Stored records
↓

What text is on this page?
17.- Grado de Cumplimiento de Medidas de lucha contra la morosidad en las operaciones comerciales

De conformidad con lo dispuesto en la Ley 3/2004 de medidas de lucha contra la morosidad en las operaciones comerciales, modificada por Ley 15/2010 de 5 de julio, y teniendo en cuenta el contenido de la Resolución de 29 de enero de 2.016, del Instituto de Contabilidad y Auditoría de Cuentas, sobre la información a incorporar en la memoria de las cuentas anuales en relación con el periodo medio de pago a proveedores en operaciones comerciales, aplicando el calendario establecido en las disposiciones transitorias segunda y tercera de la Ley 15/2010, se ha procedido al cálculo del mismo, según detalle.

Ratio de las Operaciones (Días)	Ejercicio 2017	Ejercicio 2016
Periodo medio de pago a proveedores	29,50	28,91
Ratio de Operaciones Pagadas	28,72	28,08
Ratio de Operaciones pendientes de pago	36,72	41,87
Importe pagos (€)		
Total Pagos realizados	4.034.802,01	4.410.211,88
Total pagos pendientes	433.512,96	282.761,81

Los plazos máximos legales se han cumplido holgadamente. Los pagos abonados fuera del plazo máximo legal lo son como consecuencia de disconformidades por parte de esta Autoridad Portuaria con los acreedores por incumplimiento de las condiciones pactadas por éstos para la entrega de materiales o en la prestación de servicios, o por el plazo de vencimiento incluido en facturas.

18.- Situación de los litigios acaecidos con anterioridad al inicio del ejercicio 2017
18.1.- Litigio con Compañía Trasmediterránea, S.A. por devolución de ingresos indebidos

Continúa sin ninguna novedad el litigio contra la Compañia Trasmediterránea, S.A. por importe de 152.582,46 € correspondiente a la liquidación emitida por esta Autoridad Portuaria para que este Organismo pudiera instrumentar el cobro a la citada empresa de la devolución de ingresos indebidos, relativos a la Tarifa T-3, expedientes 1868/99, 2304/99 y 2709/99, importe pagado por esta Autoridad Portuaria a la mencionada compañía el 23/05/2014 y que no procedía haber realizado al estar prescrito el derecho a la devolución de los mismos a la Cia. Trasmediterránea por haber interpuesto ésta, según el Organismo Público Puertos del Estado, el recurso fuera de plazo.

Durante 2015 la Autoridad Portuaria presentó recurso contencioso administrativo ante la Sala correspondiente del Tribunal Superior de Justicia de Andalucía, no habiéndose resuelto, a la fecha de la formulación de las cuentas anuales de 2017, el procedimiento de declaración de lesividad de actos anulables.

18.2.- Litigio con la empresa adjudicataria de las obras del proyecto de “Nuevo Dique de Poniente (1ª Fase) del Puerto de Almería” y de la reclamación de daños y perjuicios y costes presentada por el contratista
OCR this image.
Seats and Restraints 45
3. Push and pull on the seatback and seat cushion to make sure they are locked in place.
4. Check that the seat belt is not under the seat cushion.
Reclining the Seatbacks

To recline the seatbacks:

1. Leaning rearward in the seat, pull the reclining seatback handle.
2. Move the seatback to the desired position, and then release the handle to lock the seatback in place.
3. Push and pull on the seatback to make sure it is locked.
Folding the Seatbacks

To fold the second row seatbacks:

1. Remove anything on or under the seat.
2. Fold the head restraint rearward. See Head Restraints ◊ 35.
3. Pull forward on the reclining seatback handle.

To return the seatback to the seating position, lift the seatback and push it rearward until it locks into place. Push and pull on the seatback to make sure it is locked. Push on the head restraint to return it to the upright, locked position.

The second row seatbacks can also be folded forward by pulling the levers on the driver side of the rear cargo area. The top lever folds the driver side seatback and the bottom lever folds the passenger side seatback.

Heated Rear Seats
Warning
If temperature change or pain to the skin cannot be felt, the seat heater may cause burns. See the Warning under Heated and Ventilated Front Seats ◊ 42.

↑

From the entries above, pull out each line that includes "cushion".

■ Result of this task
3. Push and pull on the seatback and seat cushion to make sure they are locked in place.
4. Check that the seat belt is not under the seat cushion.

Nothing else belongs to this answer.